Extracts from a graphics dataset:
_ _ _ _ _ _ _

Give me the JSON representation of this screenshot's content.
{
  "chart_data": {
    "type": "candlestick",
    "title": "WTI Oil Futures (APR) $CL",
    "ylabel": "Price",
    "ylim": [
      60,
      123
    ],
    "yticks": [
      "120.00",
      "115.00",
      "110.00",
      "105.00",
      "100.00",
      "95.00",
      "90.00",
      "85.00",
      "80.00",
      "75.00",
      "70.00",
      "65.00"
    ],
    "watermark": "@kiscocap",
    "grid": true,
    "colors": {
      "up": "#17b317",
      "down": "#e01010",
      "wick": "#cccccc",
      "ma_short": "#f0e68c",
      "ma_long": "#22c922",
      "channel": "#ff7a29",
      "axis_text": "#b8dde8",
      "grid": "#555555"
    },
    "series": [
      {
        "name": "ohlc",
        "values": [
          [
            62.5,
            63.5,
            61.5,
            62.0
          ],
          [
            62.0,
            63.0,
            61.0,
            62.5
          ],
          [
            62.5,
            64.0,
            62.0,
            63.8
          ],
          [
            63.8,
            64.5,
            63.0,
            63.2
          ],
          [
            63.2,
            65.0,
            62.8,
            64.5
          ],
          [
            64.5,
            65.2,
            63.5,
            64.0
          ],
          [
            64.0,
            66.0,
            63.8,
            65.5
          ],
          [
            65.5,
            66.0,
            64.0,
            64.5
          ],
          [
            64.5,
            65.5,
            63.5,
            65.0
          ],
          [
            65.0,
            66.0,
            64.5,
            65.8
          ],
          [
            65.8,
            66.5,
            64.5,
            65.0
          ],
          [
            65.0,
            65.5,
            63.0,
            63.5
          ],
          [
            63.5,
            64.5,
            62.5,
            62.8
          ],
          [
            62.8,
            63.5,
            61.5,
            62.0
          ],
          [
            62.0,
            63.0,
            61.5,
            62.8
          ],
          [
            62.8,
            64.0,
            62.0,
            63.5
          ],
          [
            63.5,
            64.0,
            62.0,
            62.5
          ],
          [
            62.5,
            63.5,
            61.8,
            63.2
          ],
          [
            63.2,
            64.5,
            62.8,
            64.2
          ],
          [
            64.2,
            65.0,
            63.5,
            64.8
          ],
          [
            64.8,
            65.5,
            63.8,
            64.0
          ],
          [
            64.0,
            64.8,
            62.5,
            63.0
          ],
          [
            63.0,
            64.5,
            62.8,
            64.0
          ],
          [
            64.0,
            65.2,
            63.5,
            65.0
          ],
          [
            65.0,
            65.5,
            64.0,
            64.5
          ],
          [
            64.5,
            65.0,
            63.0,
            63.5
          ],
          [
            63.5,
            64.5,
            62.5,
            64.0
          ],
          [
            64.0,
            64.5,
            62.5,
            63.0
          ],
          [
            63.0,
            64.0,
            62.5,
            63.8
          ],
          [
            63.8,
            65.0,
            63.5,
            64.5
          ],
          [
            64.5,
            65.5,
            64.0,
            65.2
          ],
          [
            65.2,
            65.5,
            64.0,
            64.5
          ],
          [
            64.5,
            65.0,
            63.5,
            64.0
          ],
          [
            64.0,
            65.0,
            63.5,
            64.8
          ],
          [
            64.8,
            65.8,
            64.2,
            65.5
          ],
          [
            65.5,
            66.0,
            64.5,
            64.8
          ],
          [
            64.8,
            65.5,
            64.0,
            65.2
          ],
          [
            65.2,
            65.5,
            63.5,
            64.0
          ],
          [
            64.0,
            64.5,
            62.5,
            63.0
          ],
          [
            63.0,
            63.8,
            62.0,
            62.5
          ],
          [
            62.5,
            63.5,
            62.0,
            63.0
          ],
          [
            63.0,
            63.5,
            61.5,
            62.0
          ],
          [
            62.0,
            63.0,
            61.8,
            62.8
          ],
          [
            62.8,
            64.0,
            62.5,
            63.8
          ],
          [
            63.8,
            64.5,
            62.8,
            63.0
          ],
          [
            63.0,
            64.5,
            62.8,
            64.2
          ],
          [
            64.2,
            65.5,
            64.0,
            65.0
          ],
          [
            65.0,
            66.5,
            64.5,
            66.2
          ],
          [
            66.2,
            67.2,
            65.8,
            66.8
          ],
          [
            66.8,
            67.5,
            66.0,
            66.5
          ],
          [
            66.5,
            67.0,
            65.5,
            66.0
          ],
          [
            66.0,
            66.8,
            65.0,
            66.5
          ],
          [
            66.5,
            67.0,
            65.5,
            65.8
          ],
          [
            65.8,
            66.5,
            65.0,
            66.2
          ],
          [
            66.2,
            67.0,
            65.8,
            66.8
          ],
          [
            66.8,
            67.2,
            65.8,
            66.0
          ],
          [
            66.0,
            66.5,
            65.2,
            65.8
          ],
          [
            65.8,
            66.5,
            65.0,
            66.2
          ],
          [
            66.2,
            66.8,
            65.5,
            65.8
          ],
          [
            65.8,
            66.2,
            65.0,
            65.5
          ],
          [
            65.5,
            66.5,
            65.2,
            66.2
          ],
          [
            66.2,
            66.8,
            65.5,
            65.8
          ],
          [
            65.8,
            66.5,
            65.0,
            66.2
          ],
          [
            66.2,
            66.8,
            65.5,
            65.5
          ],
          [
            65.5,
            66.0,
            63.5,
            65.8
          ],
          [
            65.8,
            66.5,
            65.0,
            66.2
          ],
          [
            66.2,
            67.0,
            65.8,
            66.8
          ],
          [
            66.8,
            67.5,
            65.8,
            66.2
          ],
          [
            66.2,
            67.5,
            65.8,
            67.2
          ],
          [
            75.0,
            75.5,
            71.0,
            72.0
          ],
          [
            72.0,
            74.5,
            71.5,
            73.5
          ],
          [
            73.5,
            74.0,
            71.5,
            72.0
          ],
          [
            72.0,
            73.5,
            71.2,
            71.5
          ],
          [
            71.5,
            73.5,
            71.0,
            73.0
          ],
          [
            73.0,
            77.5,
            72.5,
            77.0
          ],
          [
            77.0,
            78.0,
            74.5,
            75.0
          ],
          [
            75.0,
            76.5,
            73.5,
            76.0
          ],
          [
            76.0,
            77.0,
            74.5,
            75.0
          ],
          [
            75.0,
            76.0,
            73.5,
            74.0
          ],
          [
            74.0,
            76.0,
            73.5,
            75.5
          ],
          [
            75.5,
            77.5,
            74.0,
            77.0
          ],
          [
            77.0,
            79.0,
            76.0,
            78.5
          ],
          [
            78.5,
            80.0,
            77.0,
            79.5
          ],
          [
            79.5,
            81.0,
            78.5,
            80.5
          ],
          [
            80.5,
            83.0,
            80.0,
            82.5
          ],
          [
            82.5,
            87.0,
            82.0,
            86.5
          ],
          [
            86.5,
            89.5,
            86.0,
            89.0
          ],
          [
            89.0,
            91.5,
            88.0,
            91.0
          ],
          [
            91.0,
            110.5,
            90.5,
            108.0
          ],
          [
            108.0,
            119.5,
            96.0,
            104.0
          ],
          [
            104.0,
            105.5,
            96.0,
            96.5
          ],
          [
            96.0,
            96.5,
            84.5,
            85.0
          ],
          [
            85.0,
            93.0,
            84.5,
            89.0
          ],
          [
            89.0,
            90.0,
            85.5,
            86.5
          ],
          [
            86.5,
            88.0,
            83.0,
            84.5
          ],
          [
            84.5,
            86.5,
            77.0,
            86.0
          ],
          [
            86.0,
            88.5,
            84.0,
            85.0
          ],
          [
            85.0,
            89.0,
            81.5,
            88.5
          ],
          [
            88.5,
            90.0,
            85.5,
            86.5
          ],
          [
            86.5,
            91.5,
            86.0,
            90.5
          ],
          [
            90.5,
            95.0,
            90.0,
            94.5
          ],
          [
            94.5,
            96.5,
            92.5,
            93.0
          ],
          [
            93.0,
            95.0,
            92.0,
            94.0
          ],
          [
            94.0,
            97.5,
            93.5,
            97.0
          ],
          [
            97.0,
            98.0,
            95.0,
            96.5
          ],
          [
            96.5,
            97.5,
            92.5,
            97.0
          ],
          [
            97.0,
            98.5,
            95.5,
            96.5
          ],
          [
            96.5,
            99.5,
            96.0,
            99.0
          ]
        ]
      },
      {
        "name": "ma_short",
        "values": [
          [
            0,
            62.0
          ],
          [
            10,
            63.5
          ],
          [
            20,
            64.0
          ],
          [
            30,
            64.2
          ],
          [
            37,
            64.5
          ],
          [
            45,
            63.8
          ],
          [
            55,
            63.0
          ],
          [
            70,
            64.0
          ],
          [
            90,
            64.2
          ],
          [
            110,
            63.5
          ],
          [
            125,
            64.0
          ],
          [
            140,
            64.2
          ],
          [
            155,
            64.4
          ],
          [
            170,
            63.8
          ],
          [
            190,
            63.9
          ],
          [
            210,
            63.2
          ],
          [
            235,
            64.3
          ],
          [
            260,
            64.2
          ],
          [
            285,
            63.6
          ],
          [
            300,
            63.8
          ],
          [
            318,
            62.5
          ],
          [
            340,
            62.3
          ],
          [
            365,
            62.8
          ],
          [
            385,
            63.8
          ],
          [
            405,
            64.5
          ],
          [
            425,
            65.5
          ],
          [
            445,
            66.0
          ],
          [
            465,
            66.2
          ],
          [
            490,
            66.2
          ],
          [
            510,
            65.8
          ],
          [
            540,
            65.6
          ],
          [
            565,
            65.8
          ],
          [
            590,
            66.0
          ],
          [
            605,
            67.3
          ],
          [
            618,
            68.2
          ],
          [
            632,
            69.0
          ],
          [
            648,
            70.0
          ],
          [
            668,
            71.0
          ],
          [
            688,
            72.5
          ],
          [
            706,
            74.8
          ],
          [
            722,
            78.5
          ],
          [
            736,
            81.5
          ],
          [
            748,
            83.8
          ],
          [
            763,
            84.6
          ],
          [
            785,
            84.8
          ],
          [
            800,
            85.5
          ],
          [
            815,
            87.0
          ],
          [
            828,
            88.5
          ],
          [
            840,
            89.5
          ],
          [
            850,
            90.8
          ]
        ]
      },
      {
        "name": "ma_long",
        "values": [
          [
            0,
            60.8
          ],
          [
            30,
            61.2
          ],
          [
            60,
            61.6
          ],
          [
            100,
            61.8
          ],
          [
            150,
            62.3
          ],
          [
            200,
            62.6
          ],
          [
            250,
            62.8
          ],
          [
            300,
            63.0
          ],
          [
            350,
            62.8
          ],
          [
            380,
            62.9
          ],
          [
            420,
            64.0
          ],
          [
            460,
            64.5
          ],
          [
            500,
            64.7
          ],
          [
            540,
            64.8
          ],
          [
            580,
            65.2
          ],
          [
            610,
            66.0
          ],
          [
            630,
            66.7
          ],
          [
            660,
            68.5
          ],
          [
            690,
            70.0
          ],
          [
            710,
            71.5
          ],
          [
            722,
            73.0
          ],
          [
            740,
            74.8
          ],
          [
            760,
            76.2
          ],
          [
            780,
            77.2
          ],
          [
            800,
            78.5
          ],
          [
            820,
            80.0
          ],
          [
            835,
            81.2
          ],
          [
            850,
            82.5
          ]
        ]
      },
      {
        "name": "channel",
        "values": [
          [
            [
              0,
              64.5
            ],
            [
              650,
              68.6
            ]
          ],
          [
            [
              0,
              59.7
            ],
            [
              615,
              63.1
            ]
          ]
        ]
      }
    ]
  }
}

_ _ _ _ _ _ _

Report the number of lines containing the string "name" and add nothing to it.

4